▶ GIVEN REQUEST
Edit the lines from the start of the listing through the line containing "list-item[interactable]: McDonald's Treasure", replacing "Adventure" with "Quest" and leaving everything else unchanged.
------ STORED DATA ------
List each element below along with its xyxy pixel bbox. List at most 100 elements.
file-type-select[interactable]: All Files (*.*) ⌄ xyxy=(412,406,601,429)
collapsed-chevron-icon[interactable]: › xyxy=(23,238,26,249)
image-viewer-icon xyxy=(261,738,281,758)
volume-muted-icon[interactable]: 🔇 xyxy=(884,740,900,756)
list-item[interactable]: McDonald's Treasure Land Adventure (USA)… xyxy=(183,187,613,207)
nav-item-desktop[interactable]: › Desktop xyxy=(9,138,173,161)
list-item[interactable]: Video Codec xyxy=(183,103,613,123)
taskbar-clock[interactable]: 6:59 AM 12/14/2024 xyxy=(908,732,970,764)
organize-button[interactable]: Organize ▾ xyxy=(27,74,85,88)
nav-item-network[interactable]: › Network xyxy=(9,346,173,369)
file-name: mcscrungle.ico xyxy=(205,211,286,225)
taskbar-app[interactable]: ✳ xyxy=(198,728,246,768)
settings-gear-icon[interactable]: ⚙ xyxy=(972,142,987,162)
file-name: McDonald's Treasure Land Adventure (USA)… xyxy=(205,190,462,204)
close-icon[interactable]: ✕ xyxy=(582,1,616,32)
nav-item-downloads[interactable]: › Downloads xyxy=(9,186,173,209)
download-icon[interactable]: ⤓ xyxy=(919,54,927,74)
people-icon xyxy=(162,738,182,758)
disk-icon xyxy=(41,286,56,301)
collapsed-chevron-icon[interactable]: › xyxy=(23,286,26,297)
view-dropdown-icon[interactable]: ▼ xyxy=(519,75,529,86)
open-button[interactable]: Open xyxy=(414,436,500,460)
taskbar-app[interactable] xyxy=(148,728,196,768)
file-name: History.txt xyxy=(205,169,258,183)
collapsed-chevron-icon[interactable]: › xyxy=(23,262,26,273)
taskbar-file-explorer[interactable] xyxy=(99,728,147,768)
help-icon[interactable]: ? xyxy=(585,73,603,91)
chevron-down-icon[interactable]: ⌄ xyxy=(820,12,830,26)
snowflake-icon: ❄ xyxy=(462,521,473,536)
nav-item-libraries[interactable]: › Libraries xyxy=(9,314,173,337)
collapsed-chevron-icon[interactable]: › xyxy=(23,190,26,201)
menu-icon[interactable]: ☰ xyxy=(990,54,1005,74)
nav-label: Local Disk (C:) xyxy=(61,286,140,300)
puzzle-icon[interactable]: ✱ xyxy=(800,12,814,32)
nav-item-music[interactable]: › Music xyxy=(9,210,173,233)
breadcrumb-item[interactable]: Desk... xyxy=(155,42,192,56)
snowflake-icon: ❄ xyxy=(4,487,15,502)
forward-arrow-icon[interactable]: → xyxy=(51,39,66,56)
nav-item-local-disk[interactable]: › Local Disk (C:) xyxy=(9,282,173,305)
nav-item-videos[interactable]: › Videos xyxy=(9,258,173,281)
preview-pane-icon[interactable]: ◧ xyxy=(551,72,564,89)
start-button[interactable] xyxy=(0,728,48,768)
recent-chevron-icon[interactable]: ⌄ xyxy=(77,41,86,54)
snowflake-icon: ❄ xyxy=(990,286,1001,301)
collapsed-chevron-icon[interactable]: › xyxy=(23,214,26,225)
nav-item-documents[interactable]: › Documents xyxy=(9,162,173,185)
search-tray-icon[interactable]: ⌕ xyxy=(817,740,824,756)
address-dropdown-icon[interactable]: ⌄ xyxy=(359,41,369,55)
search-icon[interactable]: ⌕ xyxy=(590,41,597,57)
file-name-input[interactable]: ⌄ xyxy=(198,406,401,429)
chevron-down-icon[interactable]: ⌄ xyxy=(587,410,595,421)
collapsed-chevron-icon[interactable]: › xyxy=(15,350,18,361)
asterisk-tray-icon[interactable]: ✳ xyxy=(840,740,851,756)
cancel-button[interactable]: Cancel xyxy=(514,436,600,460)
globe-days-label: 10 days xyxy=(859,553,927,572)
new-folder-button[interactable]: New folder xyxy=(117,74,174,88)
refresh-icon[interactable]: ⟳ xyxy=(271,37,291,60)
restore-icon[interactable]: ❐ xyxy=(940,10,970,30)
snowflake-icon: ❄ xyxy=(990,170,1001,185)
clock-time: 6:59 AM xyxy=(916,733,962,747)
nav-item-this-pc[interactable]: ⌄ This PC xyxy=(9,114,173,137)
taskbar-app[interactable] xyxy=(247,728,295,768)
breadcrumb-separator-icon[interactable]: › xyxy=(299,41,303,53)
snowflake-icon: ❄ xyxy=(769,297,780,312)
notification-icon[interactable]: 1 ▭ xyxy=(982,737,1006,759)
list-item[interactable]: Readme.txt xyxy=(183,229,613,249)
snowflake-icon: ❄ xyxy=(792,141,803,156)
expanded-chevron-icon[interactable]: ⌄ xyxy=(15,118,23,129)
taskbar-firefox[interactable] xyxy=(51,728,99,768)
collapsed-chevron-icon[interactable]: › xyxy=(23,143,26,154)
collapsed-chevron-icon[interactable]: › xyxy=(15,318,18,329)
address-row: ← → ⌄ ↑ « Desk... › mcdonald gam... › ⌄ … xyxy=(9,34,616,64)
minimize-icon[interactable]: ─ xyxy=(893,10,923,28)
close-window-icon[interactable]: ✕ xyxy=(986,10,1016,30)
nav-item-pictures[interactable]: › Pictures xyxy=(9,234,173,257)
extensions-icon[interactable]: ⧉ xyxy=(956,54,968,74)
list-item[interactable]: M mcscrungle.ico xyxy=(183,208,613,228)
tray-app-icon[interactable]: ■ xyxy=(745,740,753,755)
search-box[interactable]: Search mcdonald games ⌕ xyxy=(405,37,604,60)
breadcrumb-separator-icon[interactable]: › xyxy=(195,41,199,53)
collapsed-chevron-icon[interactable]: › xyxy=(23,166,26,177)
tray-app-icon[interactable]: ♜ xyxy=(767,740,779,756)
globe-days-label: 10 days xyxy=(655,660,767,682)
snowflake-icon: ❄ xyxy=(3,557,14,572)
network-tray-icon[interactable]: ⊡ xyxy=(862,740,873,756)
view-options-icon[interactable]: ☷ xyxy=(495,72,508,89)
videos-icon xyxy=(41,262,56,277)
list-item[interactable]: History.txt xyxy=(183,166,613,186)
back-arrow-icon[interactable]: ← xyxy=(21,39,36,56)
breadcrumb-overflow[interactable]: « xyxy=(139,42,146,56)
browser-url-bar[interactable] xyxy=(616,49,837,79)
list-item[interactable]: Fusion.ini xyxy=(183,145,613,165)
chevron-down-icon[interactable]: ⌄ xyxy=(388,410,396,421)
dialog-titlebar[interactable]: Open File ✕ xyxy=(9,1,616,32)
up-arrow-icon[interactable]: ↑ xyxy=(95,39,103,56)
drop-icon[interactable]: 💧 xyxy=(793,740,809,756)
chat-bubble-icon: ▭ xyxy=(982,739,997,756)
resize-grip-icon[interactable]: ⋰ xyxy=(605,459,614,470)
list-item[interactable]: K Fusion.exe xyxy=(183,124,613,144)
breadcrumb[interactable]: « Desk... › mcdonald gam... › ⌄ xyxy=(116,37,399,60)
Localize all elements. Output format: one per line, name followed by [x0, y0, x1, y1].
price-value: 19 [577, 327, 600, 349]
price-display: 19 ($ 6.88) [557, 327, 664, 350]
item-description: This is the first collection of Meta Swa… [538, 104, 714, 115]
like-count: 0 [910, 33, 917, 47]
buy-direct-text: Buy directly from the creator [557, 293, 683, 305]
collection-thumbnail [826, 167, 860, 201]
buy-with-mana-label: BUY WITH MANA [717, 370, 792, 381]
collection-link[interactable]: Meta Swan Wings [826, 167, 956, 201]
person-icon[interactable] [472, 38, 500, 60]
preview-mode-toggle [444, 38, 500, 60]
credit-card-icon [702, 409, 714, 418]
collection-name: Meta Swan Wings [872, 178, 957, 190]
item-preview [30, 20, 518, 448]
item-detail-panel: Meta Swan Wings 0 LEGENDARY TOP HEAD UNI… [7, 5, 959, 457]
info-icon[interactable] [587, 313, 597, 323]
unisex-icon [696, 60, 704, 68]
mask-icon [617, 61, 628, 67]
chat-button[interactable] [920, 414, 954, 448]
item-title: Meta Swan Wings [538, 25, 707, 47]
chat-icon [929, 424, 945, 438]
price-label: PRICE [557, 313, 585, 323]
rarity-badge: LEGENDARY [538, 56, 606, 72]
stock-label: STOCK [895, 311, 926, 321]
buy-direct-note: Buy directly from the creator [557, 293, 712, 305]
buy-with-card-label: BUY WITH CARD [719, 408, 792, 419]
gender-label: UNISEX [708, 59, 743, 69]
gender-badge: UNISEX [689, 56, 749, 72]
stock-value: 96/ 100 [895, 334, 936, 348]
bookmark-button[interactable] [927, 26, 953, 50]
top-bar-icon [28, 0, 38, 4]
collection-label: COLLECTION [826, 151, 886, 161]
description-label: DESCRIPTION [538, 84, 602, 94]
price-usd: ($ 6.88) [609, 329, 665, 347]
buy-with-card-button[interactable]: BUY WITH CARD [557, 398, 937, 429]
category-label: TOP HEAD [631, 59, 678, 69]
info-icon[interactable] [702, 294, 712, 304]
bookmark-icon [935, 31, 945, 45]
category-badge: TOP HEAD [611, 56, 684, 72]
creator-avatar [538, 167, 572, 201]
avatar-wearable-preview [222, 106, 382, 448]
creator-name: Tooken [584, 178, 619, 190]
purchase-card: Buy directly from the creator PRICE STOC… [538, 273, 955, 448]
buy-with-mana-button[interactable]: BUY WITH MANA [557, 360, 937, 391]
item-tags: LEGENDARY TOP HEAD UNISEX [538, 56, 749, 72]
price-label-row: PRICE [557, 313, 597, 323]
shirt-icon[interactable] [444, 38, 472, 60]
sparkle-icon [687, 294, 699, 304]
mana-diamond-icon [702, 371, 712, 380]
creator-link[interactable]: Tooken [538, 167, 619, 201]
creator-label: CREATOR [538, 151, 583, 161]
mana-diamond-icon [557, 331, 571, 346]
------
▶ ANSWER IN FULL
List each element below along with its xyxy pixel bbox. List at most 100 elements.
file-type-select[interactable]: All Files (*.*) ⌄ xyxy=(412,406,601,429)
collapsed-chevron-icon[interactable]: › xyxy=(23,238,26,249)
image-viewer-icon xyxy=(261,738,281,758)
volume-muted-icon[interactable]: 🔇 xyxy=(884,740,900,756)
list-item[interactable]: McDonald's Treasure Land Quest (USA)… xyxy=(183,187,613,207)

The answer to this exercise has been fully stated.